Data entries

--*--

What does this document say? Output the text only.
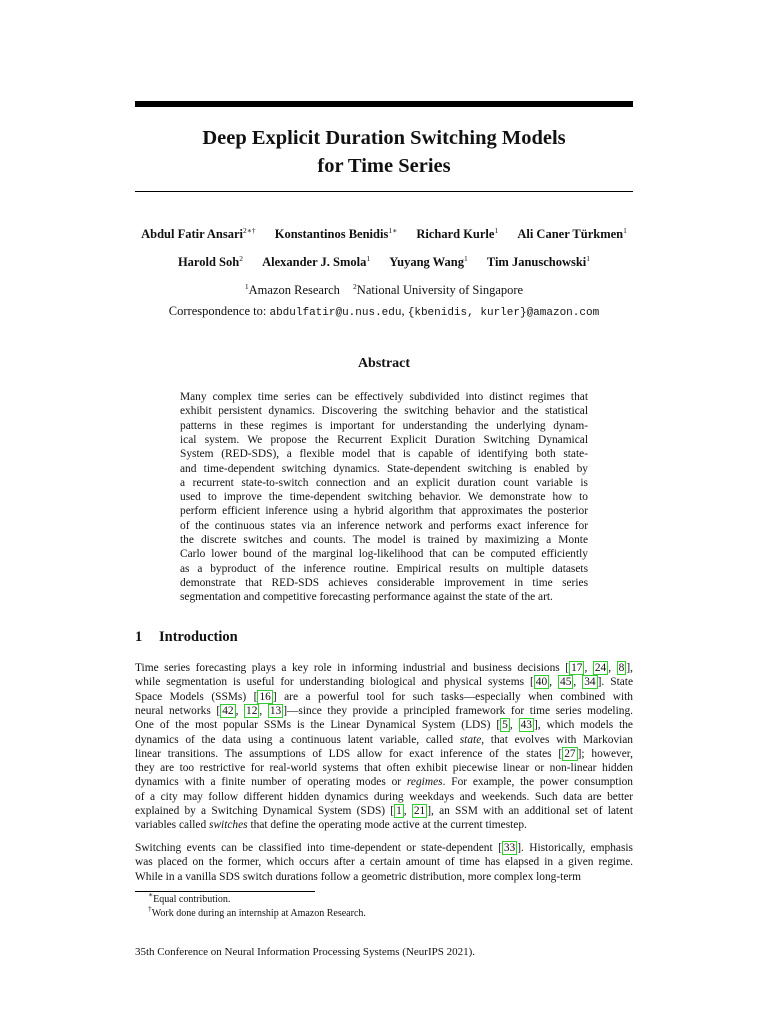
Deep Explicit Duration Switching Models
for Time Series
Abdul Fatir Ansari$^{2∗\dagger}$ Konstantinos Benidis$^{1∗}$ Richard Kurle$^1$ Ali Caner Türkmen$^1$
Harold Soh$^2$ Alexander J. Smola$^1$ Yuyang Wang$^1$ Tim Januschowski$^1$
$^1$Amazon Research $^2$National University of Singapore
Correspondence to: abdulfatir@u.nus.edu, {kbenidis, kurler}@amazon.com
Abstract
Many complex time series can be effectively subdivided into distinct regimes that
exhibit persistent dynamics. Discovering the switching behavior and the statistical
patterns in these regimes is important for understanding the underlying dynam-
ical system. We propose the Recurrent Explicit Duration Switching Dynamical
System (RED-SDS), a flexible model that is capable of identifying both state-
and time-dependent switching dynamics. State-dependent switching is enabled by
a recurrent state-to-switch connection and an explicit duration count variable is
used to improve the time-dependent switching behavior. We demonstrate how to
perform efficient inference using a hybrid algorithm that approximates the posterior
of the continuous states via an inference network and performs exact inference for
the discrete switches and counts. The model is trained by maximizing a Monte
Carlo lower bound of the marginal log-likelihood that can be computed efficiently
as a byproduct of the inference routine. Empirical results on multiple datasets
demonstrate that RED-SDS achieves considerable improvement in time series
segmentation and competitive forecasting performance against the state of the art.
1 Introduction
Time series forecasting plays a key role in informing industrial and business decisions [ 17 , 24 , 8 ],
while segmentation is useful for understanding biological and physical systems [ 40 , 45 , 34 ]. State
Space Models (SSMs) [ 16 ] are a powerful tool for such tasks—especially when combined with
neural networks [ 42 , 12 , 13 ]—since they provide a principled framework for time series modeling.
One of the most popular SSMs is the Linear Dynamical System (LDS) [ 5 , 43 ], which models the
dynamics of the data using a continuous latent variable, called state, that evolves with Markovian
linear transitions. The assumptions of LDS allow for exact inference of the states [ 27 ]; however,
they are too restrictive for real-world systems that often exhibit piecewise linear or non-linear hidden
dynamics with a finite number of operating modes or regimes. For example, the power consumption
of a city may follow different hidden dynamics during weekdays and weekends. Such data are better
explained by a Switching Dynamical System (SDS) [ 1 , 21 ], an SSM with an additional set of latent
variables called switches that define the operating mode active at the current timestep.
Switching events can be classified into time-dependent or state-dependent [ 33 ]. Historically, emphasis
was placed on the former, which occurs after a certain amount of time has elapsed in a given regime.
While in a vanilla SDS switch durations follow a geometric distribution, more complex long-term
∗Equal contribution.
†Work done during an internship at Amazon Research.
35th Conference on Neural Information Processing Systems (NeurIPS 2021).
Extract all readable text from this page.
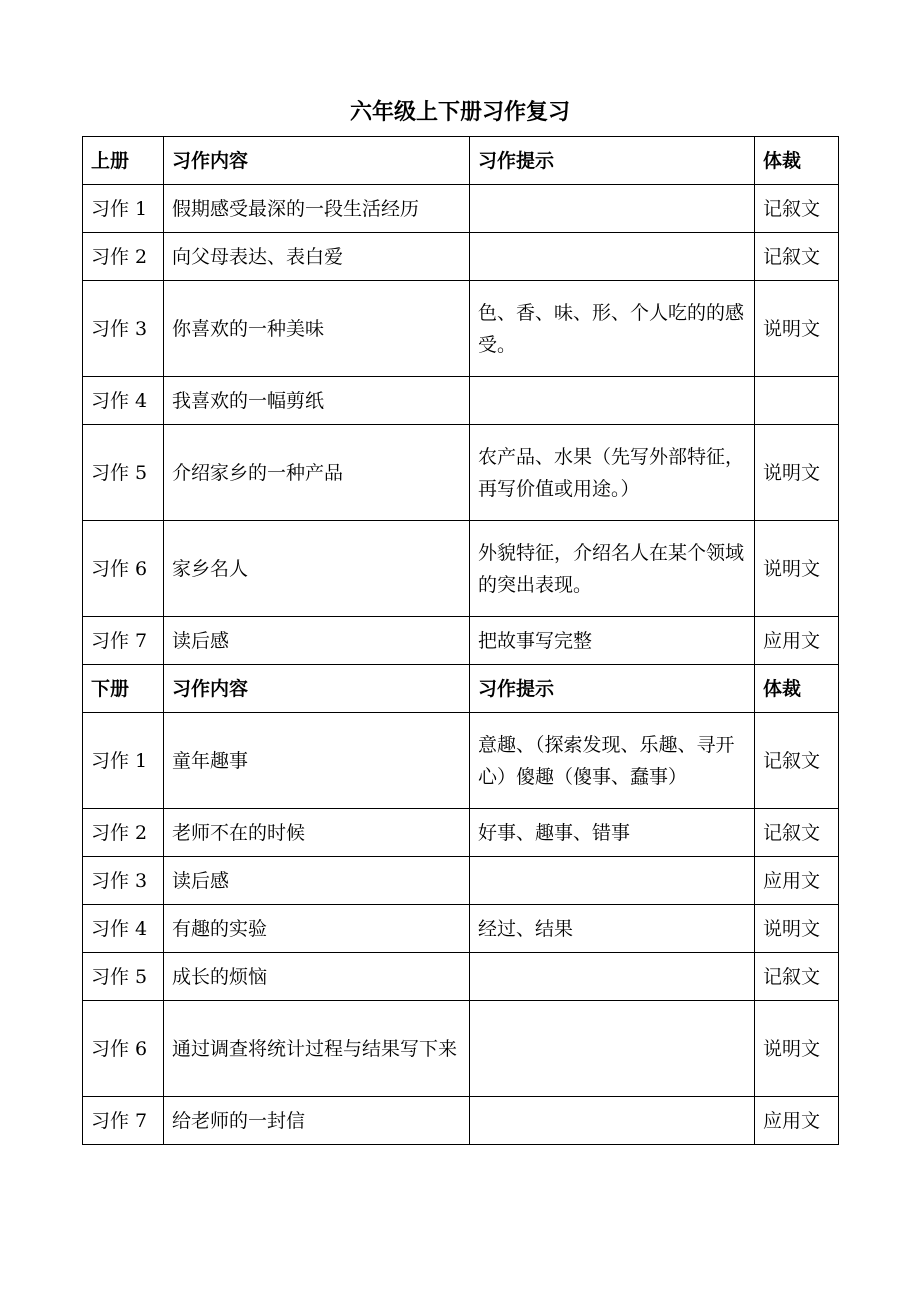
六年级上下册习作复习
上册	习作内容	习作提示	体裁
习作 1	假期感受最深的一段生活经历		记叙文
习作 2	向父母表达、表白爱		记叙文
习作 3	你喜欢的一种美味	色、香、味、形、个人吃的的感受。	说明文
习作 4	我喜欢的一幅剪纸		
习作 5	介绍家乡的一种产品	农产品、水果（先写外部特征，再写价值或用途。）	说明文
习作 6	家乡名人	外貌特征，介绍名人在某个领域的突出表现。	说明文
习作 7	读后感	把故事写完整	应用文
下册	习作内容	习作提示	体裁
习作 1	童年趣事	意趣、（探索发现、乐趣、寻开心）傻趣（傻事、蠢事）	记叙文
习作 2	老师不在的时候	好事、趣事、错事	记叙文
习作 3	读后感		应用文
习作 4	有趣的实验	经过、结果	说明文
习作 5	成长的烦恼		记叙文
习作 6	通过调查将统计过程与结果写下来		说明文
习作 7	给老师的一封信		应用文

--*--

WRITTEN EXERCISE -> Starting at the line that contains "Extract all readable text from this page.", retype each line through the final one in the listing, with both ends kept and the pictures omitted.

RESULT OF THIS EXERCISE ->
Extract all readable text from this page.
六年级上下册习作复习
上册	习作内容	习作提示	体裁
习作 1	假期感受最深的一段生活经历		记叙文
习作 2	向父母表达、表白爱		记叙文
习作 3	你喜欢的一种美味	色、香、味、形、个人吃的的感受。	说明文
习作 4	我喜欢的一幅剪纸		
习作 5	介绍家乡的一种产品	农产品、水果（先写外部特征，再写价值或用途。）	说明文
习作 6	家乡名人	外貌特征，介绍名人在某个领域的突出表现。	说明文
习作 7	读后感	把故事写完整	应用文
下册	习作内容	习作提示	体裁
习作 1	童年趣事	意趣、（探索发现、乐趣、寻开心）傻趣（傻事、蠢事）	记叙文
习作 2	老师不在的时候	好事、趣事、错事	记叙文
习作 3	读后感		应用文
习作 4	有趣的实验	经过、结果	说明文
习作 5	成长的烦恼		记叙文
习作 6	通过调查将统计过程与结果写下来		说明文
习作 7	给老师的一封信		应用文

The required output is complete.